(Dataset items)
════

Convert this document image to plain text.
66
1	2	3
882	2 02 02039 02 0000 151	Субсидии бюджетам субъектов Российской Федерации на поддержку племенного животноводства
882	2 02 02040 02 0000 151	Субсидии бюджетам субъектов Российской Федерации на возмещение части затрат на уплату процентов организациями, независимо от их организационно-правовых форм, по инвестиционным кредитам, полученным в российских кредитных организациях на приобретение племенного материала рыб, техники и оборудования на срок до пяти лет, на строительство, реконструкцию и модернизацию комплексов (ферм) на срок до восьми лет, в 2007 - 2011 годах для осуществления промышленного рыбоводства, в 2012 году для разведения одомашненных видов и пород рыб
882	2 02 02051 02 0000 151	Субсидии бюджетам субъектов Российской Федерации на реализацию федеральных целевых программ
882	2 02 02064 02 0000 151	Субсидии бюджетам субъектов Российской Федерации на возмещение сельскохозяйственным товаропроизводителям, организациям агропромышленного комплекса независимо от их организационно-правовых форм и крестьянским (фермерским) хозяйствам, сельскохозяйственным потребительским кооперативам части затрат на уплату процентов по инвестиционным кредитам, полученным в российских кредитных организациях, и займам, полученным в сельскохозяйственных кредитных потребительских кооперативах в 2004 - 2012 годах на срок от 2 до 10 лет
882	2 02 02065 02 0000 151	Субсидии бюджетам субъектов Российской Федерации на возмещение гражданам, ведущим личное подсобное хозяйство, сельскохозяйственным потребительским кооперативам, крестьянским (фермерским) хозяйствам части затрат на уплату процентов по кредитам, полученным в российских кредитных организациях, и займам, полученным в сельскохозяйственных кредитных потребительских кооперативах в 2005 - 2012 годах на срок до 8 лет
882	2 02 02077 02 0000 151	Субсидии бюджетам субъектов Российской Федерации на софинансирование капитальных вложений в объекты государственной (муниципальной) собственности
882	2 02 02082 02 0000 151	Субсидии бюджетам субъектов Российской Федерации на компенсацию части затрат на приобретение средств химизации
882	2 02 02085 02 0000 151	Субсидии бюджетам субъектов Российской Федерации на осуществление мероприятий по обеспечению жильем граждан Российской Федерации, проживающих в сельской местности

════

Every entry should be output exactly as written, please.

Final result>
Convert this document image to plain text.
66
1	2	3
882	2 02 02039 02 0000 151	Субсидии бюджетам субъектов Российской Федерации на поддержку племенного животноводства
882	2 02 02040 02 0000 151	Субсидии бюджетам субъектов Российской Федерации на возмещение части затрат на уплату процентов организациями, независимо от их организационно-правовых форм, по инвестиционным кредитам, полученным в российских кредитных организациях на приобретение племенного материала рыб, техники и оборудования на срок до пяти лет, на строительство, реконструкцию и модернизацию комплексов (ферм) на срок до восьми лет, в 2007 - 2011 годах для осуществления промышленного рыбоводства, в 2012 году для разведения одомашненных видов и пород рыб
882	2 02 02051 02 0000 151	Субсидии бюджетам субъектов Российской Федерации на реализацию федеральных целевых программ
882	2 02 02064 02 0000 151	Субсидии бюджетам субъектов Российской Федерации на возмещение сельскохозяйственным товаропроизводителям, организациям агропромышленного комплекса независимо от их организационно-правовых форм и крестьянским (фермерским) хозяйствам, сельскохозяйственным потребительским кооперативам части затрат на уплату процентов по инвестиционным кредитам, полученным в российских кредитных организациях, и займам, полученным в сельскохозяйственных кредитных потребительских кооперативах в 2004 - 2012 годах на срок от 2 до 10 лет
882	2 02 02065 02 0000 151	Субсидии бюджетам субъектов Российской Федерации на возмещение гражданам, ведущим личное подсобное хозяйство, сельскохозяйственным потребительским кооперативам, крестьянским (фермерским) хозяйствам части затрат на уплату процентов по кредитам, полученным в российских кредитных организациях, и займам, полученным в сельскохозяйственных кредитных потребительских кооперативах в 2005 - 2012 годах на срок до 8 лет
882	2 02 02077 02 0000 151	Субсидии бюджетам субъектов Российской Федерации на софинансирование капитальных вложений в объекты государственной (муниципальной) собственности
882	2 02 02082 02 0000 151	Субсидии бюджетам субъектов Российской Федерации на компенсацию части затрат на приобретение средств химизации
882	2 02 02085 02 0000 151	Субсидии бюджетам субъектов Российской Федерации на осуществление мероприятий по обеспечению жильем граждан Российской Федерации, проживающих в сельской местности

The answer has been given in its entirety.